**EXERCISE INSTRUCTIONS:** The reply must repeat each entry exactly and contain no pictures.

*** RECORDS PROVIDED Section Begins ***

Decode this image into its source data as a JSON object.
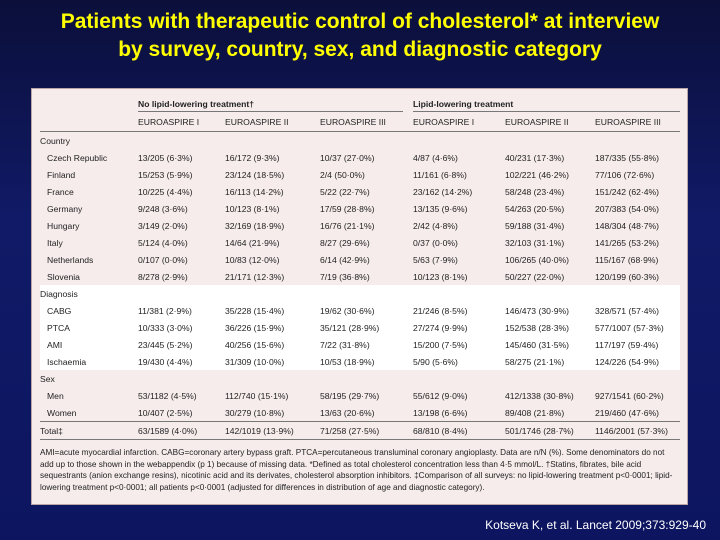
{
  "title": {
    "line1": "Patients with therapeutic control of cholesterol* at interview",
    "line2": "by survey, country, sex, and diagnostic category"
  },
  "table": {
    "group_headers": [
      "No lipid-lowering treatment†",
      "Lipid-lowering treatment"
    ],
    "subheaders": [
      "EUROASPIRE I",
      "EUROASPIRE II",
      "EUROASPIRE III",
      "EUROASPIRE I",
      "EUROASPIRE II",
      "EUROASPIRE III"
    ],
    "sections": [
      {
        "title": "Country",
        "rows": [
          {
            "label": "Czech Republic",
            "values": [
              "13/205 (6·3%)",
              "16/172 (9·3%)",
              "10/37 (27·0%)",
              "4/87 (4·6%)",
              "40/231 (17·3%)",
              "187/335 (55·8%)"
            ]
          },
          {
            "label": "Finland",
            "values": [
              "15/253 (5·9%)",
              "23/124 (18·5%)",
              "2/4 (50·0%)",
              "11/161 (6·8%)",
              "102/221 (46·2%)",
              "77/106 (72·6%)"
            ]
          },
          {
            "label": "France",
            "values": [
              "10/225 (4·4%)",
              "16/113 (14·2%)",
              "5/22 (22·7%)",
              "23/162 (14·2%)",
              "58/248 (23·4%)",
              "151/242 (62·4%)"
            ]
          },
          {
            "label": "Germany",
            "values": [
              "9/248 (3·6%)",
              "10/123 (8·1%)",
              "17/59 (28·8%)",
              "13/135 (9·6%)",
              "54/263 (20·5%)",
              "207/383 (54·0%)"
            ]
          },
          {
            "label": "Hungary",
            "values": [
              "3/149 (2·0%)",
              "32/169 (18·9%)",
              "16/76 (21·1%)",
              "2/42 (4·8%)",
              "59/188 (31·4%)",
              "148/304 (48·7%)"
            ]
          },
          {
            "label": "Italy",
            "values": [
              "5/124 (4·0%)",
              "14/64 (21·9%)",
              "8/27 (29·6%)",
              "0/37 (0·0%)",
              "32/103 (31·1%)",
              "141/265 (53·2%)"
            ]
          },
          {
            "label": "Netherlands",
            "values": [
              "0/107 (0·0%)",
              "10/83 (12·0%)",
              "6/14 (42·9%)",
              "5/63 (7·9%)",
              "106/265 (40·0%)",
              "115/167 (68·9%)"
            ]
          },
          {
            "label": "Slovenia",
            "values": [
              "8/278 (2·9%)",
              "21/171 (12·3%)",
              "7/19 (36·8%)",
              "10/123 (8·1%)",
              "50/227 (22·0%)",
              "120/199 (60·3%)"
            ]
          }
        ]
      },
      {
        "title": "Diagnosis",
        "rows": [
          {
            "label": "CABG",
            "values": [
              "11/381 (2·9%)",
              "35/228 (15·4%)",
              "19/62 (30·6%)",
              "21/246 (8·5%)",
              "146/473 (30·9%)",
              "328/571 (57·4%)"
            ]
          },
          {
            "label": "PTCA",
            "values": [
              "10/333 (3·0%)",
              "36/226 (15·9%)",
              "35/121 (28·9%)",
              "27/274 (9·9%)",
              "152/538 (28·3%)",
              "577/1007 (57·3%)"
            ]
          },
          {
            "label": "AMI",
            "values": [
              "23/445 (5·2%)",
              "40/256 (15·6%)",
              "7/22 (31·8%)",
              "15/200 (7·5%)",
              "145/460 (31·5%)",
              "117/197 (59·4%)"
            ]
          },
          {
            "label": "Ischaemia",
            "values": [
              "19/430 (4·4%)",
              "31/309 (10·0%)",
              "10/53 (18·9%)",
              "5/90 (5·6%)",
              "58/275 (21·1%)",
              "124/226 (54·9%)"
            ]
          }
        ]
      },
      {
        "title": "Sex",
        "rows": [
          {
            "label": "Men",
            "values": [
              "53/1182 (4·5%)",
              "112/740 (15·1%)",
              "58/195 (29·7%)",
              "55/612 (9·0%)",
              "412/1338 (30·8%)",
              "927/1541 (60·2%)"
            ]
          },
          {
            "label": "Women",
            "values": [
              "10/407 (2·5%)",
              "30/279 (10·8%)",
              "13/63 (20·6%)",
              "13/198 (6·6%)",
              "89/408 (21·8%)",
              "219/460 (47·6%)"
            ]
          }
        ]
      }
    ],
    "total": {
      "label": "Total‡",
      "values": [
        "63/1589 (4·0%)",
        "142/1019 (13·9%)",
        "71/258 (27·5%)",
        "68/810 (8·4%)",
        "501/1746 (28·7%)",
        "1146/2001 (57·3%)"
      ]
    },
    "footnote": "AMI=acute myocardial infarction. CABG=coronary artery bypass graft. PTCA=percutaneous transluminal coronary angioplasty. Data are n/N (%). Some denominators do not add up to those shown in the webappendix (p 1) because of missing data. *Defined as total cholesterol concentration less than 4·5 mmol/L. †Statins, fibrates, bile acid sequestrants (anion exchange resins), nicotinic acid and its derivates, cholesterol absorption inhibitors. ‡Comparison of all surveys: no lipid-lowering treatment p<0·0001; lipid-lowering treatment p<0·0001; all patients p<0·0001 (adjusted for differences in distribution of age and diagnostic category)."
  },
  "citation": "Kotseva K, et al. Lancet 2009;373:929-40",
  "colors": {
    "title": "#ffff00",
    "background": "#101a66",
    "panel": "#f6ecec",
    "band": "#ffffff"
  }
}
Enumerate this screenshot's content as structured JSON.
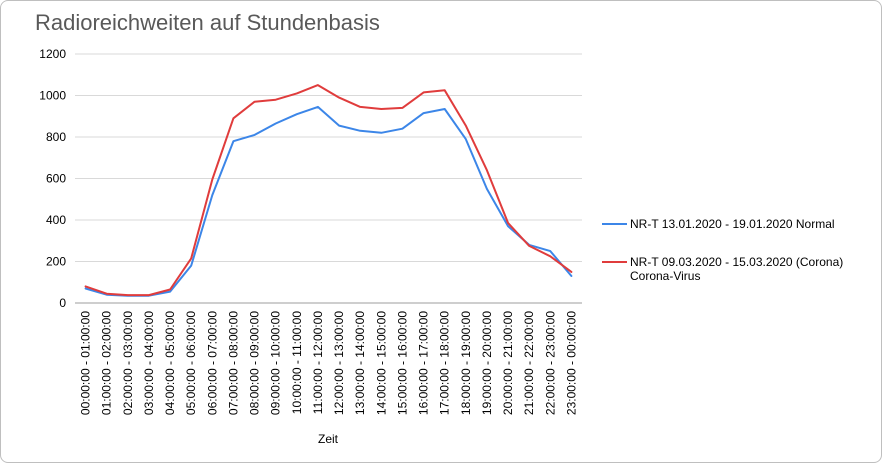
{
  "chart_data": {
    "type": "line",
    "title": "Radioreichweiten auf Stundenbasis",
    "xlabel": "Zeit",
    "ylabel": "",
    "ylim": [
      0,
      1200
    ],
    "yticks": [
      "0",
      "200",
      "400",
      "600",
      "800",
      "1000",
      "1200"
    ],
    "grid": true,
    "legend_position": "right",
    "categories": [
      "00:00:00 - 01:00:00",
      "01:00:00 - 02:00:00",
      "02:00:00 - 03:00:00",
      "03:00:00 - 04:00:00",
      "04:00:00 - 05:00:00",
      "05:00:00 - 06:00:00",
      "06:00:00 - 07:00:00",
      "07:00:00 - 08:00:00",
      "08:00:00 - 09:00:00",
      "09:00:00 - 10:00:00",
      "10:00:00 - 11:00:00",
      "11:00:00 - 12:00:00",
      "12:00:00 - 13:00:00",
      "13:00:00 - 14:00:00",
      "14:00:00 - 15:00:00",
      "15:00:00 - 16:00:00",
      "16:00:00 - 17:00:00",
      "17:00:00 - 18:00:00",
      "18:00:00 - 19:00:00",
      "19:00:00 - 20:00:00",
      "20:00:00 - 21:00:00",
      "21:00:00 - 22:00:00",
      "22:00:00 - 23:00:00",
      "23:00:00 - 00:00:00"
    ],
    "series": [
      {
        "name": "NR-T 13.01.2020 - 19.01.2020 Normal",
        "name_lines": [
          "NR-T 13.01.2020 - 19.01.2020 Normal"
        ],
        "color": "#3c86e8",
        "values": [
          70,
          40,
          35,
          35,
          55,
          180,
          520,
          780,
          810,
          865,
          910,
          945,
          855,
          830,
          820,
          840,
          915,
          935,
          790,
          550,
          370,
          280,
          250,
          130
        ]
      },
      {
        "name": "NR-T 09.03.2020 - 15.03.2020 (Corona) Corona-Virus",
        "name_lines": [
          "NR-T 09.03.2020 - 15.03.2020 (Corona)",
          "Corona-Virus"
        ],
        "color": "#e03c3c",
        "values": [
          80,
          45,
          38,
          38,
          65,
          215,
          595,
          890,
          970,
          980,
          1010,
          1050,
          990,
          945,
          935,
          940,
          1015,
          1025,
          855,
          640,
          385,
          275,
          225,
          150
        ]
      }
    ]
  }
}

*** RECORDS PROVIDED Section Ends ***

**YOUR SOLUTION:**
Decode this image into its source data as a JSON object.
{
  "title": {
    "line1": "Patients with therapeutic control of cholesterol* at interview",
    "line2": "by survey, country, sex, and diagnostic category"
  },
  "table": {
    "group_headers": [
      "No lipid-lowering treatment†",
      "Lipid-lowering treatment"
    ],
    "subheaders": [
      "EUROASPIRE I",
      "EUROASPIRE II",
      "EUROASPIRE III",
      "EUROASPIRE I",
      "EUROASPIRE II",
      "EUROASPIRE III"
    ],
    "sections": [
      {
        "title": "Country",
        "rows": [
          {
            "label": "Czech Republic",
            "values": [
              "13/205 (6·3%)",
              "16/172 (9·3%)",
              "10/37 (27·0%)",
              "4/87 (4·6%)",
              "40/231 (17·3%)",
              "187/335 (55·8%)"
            ]
          },
          {
            "label": "Finland",
            "values": [
              "15/253 (5·9%)",
              "23/124 (18·5%)",
              "2/4 (50·0%)",
              "11/161 (6·8%)",
              "102/221 (46·2%)",
              "77/106 (72·6%)"
            ]
          },
          {
            "label": "France",
            "values": [
              "10/225 (4·4%)",
              "16/113 (14·2%)",
              "5/22 (22·7%)",
              "23/162 (14·2%)",
              "58/248 (23·4%)",
              "151/242 (62·4%)"
            ]
          },
          {
            "label": "Germany",
            "values": [
              "9/248 (3·6%)",
              "10/123 (8·1%)",
              "17/59 (28·8%)",
              "13/135 (9·6%)",
              "54/263 (20·5%)",
              "207/383 (54·0%)"
            ]
          },
          {
            "label": "Hungary",
            "values": [
              "3/149 (2·0%)",
              "32/169 (18·9%)",
              "16/76 (21·1%)",
              "2/42 (4·8%)",
              "59/188 (31·4%)",
              "148/304 (48·7%)"
            ]
          },
          {
            "label": "Italy",
            "values": [
              "5/124 (4·0%)",
              "14/64 (21·9%)",
              "8/27 (29·6%)",
              "0/37 (0·0%)",
              "32/103 (31·1%)",
              "141/265 (53·2%)"
            ]
          },
          {
            "label": "Netherlands",
            "values": [
              "0/107 (0·0%)",
              "10/83 (12·0%)",
              "6/14 (42·9%)",
              "5/63 (7·9%)",
              "106/265 (40·0%)",
              "115/167 (68·9%)"
            ]
          },
          {
            "label": "Slovenia",
            "values": [
              "8/278 (2·9%)",
              "21/171 (12·3%)",
              "7/19 (36·8%)",
              "10/123 (8·1%)",
              "50/227 (22·0%)",
              "120/199 (60·3%)"
            ]
          }
        ]
      },
      {
        "title": "Diagnosis",
        "rows": [
          {
            "label": "CABG",
            "values": [
              "11/381 (2·9%)",
              "35/228 (15·4%)",
              "19/62 (30·6%)",
              "21/246 (8·5%)",
              "146/473 (30·9%)",
              "328/571 (57·4%)"
            ]
          },
          {
            "label": "PTCA",
            "values": [
              "10/333 (3·0%)",
              "36/226 (15·9%)",
              "35/121 (28·9%)",
              "27/274 (9·9%)",
              "152/538 (28·3%)",
              "577/1007 (57·3%)"
            ]
          },
          {
            "label": "AMI",
            "values": [
              "23/445 (5·2%)",
              "40/256 (15·6%)",
              "7/22 (31·8%)",
              "15/200 (7·5%)",
              "145/460 (31·5%)",
              "117/197 (59·4%)"
            ]
          },
          {
            "label": "Ischaemia",
            "values": [
              "19/430 (4·4%)",
              "31/309 (10·0%)",
              "10/53 (18·9%)",
              "5/90 (5·6%)",
              "58/275 (21·1%)",
              "124/226 (54·9%)"
            ]
          }
        ]
      },
      {
        "title": "Sex",
        "rows": [
          {
            "label": "Men",
            "values": [
              "53/1182 (4·5%)",
              "112/740 (15·1%)",
              "58/195 (29·7%)",
              "55/612 (9·0%)",
              "412/1338 (30·8%)",
              "927/1541 (60·2%)"
            ]
          },
          {
            "label": "Women",
            "values": [
              "10/407 (2·5%)",
              "30/279 (10·8%)",
              "13/63 (20·6%)",
              "13/198 (6·6%)",
              "89/408 (21·8%)",
              "219/460 (47·6%)"
            ]
          }
        ]
      }
    ],
    "total": {
      "label": "Total‡",
      "values": [
        "63/1589 (4·0%)",
        "142/1019 (13·9%)",
        "71/258 (27·5%)",
        "68/810 (8·4%)",
        "501/1746 (28·7%)",
        "1146/2001 (57·3%)"
      ]
    },
    "footnote": "AMI=acute myocardial infarction. CABG=coronary artery bypass graft. PTCA=percutaneous transluminal coronary angioplasty. Data are n/N (%). Some denominators do not add up to those shown in the webappendix (p 1) because of missing data. *Defined as total cholesterol concentration less than 4·5 mmol/L. †Statins, fibrates, bile acid sequestrants (anion exchange resins), nicotinic acid and its derivates, cholesterol absorption inhibitors. ‡Comparison of all surveys: no lipid-lowering treatment p<0·0001; lipid-lowering treatment p<0·0001; all patients p<0·0001 (adjusted for differences in distribution of age and diagnostic category)."
  },
  "citation": "Kotseva K, et al. Lancet 2009;373:929-40",
  "colors": {
    "title": "#ffff00",
    "background": "#101a66",
    "panel": "#f6ecec",
    "band": "#ffffff"
  }
}
Enumerate this screenshot's content as structured JSON.
{
  "chart_data": {
    "type": "line",
    "title": "Radioreichweiten auf Stundenbasis",
    "xlabel": "Zeit",
    "ylabel": "",
    "ylim": [
      0,
      1200
    ],
    "yticks": [
      "0",
      "200",
      "400",
      "600",
      "800",
      "1000",
      "1200"
    ],
    "grid": true,
    "legend_position": "right",
    "categories": [
      "00:00:00 - 01:00:00",
      "01:00:00 - 02:00:00",
      "02:00:00 - 03:00:00",
      "03:00:00 - 04:00:00",
      "04:00:00 - 05:00:00",
      "05:00:00 - 06:00:00",
      "06:00:00 - 07:00:00",
      "07:00:00 - 08:00:00",
      "08:00:00 - 09:00:00",
      "09:00:00 - 10:00:00",
      "10:00:00 - 11:00:00",
      "11:00:00 - 12:00:00",
      "12:00:00 - 13:00:00",
      "13:00:00 - 14:00:00",
      "14:00:00 - 15:00:00",
      "15:00:00 - 16:00:00",
      "16:00:00 - 17:00:00",
      "17:00:00 - 18:00:00",
      "18:00:00 - 19:00:00",
      "19:00:00 - 20:00:00",
      "20:00:00 - 21:00:00",
      "21:00:00 - 22:00:00",
      "22:00:00 - 23:00:00",
      "23:00:00 - 00:00:00"
    ],
    "series": [
      {
        "name": "NR-T 13.01.2020 - 19.01.2020 Normal",
        "name_lines": [
          "NR-T 13.01.2020 - 19.01.2020 Normal"
        ],
        "color": "#3c86e8",
        "values": [
          70,
          40,
          35,
          35,
          55,
          180,
          520,
          780,
          810,
          865,
          910,
          945,
          855,
          830,
          820,
          840,
          915,
          935,
          790,
          550,
          370,
          280,
          250,
          130
        ]
      },
      {
        "name": "NR-T 09.03.2020 - 15.03.2020 (Corona) Corona-Virus",
        "name_lines": [
          "NR-T 09.03.2020 - 15.03.2020 (Corona)",
          "Corona-Virus"
        ],
        "color": "#e03c3c",
        "values": [
          80,
          45,
          38,
          38,
          65,
          215,
          595,
          890,
          970,
          980,
          1010,
          1050,
          990,
          945,
          935,
          940,
          1015,
          1025,
          855,
          640,
          385,
          275,
          225,
          150
        ]
      }
    ]
  }
}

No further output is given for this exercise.